### WRITTEN PROBLEM
Copy every line of the records below word for word, changing nothing.

### AVAILABLE RECORDS
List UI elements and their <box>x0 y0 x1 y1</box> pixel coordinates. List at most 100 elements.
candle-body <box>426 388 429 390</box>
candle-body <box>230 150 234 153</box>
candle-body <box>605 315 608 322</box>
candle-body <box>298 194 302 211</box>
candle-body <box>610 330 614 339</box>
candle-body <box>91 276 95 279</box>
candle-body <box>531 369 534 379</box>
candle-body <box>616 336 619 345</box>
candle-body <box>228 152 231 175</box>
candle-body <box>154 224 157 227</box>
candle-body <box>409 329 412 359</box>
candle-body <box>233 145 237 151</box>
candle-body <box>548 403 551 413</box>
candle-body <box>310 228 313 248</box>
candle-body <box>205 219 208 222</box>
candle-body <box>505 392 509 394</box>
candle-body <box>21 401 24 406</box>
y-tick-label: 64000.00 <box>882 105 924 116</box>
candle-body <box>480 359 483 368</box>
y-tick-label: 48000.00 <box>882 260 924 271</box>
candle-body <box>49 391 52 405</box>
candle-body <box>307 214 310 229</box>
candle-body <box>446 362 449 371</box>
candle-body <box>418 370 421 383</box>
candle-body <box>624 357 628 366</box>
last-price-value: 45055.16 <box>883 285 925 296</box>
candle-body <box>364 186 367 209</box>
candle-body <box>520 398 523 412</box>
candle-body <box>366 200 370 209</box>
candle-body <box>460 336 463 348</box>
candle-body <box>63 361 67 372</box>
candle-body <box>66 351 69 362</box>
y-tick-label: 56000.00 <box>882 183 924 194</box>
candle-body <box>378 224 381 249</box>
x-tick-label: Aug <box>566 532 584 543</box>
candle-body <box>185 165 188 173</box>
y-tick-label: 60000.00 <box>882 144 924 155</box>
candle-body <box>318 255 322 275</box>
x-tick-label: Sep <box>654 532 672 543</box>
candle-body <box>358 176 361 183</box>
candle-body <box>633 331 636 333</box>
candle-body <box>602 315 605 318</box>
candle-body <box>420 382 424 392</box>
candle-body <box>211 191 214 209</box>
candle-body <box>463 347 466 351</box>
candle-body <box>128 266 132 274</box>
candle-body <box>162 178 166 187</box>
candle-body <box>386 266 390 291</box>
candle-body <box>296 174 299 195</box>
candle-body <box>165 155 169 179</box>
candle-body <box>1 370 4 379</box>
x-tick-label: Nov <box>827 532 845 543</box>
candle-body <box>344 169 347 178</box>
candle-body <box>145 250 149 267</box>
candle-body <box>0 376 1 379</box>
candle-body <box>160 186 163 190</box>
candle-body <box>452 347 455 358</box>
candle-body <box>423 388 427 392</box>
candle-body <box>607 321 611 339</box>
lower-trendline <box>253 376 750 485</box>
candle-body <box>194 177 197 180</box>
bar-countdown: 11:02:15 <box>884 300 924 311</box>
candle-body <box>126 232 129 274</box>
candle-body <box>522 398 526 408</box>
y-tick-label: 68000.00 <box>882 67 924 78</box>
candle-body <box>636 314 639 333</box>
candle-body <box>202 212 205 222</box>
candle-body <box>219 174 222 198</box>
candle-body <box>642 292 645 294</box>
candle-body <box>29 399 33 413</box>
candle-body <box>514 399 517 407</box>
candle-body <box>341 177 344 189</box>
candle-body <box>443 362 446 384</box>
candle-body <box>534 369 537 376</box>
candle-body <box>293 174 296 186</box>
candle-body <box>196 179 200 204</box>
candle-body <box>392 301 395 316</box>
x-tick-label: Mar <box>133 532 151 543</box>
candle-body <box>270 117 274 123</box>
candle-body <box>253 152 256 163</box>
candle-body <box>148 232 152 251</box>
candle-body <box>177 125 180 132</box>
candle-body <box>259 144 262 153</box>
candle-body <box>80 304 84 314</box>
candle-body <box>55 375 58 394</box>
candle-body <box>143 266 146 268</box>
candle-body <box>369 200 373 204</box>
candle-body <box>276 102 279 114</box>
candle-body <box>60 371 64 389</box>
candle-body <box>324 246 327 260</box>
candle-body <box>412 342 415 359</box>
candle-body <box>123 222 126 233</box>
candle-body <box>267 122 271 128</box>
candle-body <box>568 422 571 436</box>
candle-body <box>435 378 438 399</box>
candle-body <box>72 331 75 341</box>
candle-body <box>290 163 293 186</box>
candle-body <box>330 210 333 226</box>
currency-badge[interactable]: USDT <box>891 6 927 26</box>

### SOLUTION TO THIS TASK
List UI elements and their <box>x0 y0 x1 y1</box> pixel coordinates. List at most 100 elements.
candle-body <box>426 388 429 390</box>
candle-body <box>230 150 234 153</box>
candle-body <box>605 315 608 322</box>
candle-body <box>298 194 302 211</box>
candle-body <box>610 330 614 339</box>
candle-body <box>91 276 95 279</box>
candle-body <box>531 369 534 379</box>
candle-body <box>616 336 619 345</box>
candle-body <box>228 152 231 175</box>
candle-body <box>154 224 157 227</box>
candle-body <box>409 329 412 359</box>
candle-body <box>233 145 237 151</box>
candle-body <box>548 403 551 413</box>
candle-body <box>310 228 313 248</box>
candle-body <box>205 219 208 222</box>
candle-body <box>505 392 509 394</box>
candle-body <box>21 401 24 406</box>
y-tick-label: 64000.00 <box>882 105 924 116</box>
candle-body <box>480 359 483 368</box>
y-tick-label: 48000.00 <box>882 260 924 271</box>
candle-body <box>49 391 52 405</box>
candle-body <box>307 214 310 229</box>
candle-body <box>446 362 449 371</box>
candle-body <box>418 370 421 383</box>
candle-body <box>624 357 628 366</box>
last-price-value: 45055.16 <box>883 285 925 296</box>
candle-body <box>364 186 367 209</box>
candle-body <box>520 398 523 412</box>
candle-body <box>366 200 370 209</box>
candle-body <box>460 336 463 348</box>
candle-body <box>63 361 67 372</box>
candle-body <box>66 351 69 362</box>
y-tick-label: 56000.00 <box>882 183 924 194</box>
candle-body <box>378 224 381 249</box>
x-tick-label: Aug <box>566 532 584 543</box>
candle-body <box>185 165 188 173</box>
y-tick-label: 60000.00 <box>882 144 924 155</box>
candle-body <box>318 255 322 275</box>
x-tick-label: Sep <box>654 532 672 543</box>
candle-body <box>358 176 361 183</box>
candle-body <box>633 331 636 333</box>
candle-body <box>602 315 605 318</box>
candle-body <box>420 382 424 392</box>
candle-body <box>211 191 214 209</box>
candle-body <box>463 347 466 351</box>
candle-body <box>128 266 132 274</box>
candle-body <box>162 178 166 187</box>
candle-body <box>386 266 390 291</box>
candle-body <box>296 174 299 195</box>
candle-body <box>165 155 169 179</box>
candle-body <box>1 370 4 379</box>
x-tick-label: Nov <box>827 532 845 543</box>
candle-body <box>344 169 347 178</box>
candle-body <box>145 250 149 267</box>
candle-body <box>0 376 1 379</box>
candle-body <box>160 186 163 190</box>
candle-body <box>452 347 455 358</box>
candle-body <box>423 388 427 392</box>
candle-body <box>607 321 611 339</box>
lower-trendline <box>253 376 750 485</box>
candle-body <box>194 177 197 180</box>
bar-countdown: 11:02:15 <box>884 300 924 311</box>
candle-body <box>126 232 129 274</box>
candle-body <box>522 398 526 408</box>
y-tick-label: 68000.00 <box>882 67 924 78</box>
candle-body <box>636 314 639 333</box>
candle-body <box>202 212 205 222</box>
candle-body <box>219 174 222 198</box>
candle-body <box>642 292 645 294</box>
candle-body <box>29 399 33 413</box>
candle-body <box>514 399 517 407</box>
candle-body <box>341 177 344 189</box>
candle-body <box>443 362 446 384</box>
candle-body <box>534 369 537 376</box>
candle-body <box>293 174 296 186</box>
candle-body <box>196 179 200 204</box>
candle-body <box>392 301 395 316</box>
x-tick-label: Mar <box>133 532 151 543</box>
candle-body <box>270 117 274 123</box>
candle-body <box>253 152 256 163</box>
candle-body <box>148 232 152 251</box>
candle-body <box>177 125 180 132</box>
candle-body <box>259 144 262 153</box>
candle-body <box>80 304 84 314</box>
candle-body <box>55 375 58 394</box>
candle-body <box>143 266 146 268</box>
candle-body <box>369 200 373 204</box>
candle-body <box>276 102 279 114</box>
candle-body <box>60 371 64 389</box>
candle-body <box>324 246 327 260</box>
candle-body <box>412 342 415 359</box>
candle-body <box>123 222 126 233</box>
candle-body <box>267 122 271 128</box>
candle-body <box>568 422 571 436</box>
candle-body <box>435 378 438 399</box>
candle-body <box>72 331 75 341</box>
candle-body <box>290 163 293 186</box>
candle-body <box>330 210 333 226</box>
currency-badge[interactable]: USDT <box>891 6 927 26</box>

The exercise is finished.